Copy every line of the data that contains the string "name".

━━━━━ Exercise data

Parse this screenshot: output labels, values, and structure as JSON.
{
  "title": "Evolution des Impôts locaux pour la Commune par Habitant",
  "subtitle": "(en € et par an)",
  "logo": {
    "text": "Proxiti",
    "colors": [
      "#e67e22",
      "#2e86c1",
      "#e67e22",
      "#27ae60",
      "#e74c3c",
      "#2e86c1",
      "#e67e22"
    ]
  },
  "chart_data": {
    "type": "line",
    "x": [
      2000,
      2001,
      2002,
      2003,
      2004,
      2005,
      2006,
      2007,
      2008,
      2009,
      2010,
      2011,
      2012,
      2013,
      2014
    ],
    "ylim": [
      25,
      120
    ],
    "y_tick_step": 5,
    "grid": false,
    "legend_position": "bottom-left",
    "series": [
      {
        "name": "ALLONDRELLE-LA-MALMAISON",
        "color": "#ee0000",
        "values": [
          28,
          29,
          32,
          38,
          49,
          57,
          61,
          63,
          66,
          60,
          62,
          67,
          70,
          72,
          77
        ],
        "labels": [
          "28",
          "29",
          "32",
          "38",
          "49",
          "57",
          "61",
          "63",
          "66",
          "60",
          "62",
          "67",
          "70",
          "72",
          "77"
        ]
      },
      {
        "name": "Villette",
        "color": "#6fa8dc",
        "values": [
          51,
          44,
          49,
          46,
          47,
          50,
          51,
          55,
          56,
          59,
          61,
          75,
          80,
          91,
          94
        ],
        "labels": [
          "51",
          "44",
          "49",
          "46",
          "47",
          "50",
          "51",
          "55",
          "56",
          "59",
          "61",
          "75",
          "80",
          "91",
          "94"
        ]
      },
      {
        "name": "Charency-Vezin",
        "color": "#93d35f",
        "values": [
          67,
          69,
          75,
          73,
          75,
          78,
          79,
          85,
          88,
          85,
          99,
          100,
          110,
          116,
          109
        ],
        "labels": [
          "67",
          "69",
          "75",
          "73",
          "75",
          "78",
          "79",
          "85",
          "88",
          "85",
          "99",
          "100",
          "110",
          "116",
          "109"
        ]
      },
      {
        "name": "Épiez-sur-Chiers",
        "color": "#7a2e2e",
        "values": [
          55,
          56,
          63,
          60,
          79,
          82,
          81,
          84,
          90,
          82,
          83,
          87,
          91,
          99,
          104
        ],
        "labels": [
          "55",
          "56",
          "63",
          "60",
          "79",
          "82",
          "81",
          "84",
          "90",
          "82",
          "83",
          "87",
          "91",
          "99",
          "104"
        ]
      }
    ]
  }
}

━━━━━━━━━━

__Output__.
        "name": "ALLONDRELLE-LA-MALMAISON",
        "name": "Villette",
        "name": "Charency-Vezin",
        "name": "Épiez-sur-Chiers",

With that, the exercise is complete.